Passage shown: Begin

- Arzila Location in Portugal
- Coordinates: 40°11′3″N 8°33′7″W﻿ / ﻿40.18417°N 8.55194°W
- Country: Portugal
- Region: Centro
- Intermunic. comm.: Região de Coimbra
- District: Coimbra
- Municipality: Coimbra
- Disbanded: 28 January 2013

Area
- • Total: 3.45 km^{2} (1.33 sq mi)

Population (2011)
- • Total: 655
- • Density: 190/km^{2} (492/sq mi)
- Time zone: UTC+00:00 (WET)
- • Summer (DST): UTC+01:00 (WEST)
- Patron: Immaculate Conception

= Arzila (Coimbra) =

Arzila is a former civil parish in the municipality of Coimbra, Portugal. The population in 2011 was 655, in an area of 3.45 km^{2}. On 28 January 2013 it merged with Taveiro and Ameal to form Taveiro, Ameal e Arzila. There is a Moroccan city with the same name, indicating its etymology is of Punic origin.

It is home to the Paul de Arzila, a natural reserve with a large number of species of birds among other animals. Its patron, the Immaculate Conception is celebrated annually on 8 December.

Passage shown: End
Excerpted data: Begin

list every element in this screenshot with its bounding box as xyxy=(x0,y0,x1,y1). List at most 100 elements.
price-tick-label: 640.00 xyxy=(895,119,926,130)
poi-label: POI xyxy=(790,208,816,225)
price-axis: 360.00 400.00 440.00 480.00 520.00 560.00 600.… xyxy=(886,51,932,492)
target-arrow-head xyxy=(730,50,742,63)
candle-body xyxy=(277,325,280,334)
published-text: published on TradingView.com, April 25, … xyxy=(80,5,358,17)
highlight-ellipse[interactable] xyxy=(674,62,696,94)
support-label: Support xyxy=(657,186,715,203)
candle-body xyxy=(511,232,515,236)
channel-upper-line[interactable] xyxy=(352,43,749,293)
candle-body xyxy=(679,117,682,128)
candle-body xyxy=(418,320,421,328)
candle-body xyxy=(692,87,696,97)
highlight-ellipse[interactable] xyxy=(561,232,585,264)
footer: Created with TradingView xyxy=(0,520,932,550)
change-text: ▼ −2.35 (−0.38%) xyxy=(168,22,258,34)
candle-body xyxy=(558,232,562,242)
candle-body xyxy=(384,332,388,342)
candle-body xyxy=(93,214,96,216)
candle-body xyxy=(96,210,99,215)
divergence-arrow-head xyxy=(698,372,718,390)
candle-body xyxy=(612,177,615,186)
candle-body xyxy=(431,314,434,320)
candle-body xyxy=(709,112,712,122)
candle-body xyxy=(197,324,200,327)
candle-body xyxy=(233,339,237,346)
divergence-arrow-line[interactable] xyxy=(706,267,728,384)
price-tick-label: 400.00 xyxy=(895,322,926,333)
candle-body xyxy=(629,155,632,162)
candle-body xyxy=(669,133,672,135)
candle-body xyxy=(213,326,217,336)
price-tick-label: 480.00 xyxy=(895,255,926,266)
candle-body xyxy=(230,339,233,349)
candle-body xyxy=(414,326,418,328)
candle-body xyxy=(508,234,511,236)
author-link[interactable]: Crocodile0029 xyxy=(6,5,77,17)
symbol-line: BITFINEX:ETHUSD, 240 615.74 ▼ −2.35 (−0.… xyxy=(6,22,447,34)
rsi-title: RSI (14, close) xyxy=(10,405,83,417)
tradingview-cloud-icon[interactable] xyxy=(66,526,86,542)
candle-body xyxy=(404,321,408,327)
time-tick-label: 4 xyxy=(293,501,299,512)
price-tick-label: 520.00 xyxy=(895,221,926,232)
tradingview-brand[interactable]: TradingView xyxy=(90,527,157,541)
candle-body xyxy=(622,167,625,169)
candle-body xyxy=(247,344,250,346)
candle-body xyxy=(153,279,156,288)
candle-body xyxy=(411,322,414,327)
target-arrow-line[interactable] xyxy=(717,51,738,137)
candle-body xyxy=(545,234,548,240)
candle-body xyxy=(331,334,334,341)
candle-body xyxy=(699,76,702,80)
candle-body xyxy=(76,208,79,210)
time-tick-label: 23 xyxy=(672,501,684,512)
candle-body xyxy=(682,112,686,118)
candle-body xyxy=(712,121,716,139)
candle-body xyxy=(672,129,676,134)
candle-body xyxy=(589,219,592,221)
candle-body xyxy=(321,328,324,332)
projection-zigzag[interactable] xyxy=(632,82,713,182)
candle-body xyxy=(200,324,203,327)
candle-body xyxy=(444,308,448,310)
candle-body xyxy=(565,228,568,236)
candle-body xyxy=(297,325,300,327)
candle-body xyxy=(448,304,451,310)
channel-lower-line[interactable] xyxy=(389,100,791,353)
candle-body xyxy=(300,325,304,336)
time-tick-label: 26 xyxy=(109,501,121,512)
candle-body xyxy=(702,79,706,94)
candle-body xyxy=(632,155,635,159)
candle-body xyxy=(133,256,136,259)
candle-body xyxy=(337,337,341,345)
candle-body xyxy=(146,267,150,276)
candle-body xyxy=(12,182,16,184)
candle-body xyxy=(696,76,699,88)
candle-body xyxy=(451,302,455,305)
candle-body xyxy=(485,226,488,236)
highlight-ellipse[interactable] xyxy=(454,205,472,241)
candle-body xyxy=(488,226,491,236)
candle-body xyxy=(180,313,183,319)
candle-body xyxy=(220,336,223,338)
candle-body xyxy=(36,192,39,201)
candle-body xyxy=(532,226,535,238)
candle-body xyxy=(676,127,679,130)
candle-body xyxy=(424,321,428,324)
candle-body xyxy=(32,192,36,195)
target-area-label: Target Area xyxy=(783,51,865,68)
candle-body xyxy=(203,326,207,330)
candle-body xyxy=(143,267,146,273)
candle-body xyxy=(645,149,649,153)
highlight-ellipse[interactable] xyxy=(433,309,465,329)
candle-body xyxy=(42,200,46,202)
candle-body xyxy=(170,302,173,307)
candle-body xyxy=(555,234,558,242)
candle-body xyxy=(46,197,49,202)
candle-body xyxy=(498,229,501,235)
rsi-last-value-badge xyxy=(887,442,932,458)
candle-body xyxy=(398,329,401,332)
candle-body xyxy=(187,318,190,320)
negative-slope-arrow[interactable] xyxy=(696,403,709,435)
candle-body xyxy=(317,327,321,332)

Excerpted data: End

Problem requirements ▸ Set down, word for word, the stretch of the passage on Arzila from "Population (2011)" through "of Punic origin.". Work only from the passage on Arzila.

Exercise result ▸
Population (2011)
- • Total: 655
- • Density: 190/km^{2} (492/sq mi)
- Time zone: UTC+00:00 (WET)
- • Summer (DST): UTC+01:00 (WEST)
- Patron: Immaculate Conception

= Arzila (Coimbra) =

Arzila is a former civil parish in the municipality of Coimbra, Portugal. The population in 2011 was 655, in an area of 3.45 km^{2}. On 28 January 2013 it merged with Taveiro and Ameal to form Taveiro, Ameal e Arzila. There is a Moroccan city with the same name, indicating its etymology is of Punic origin.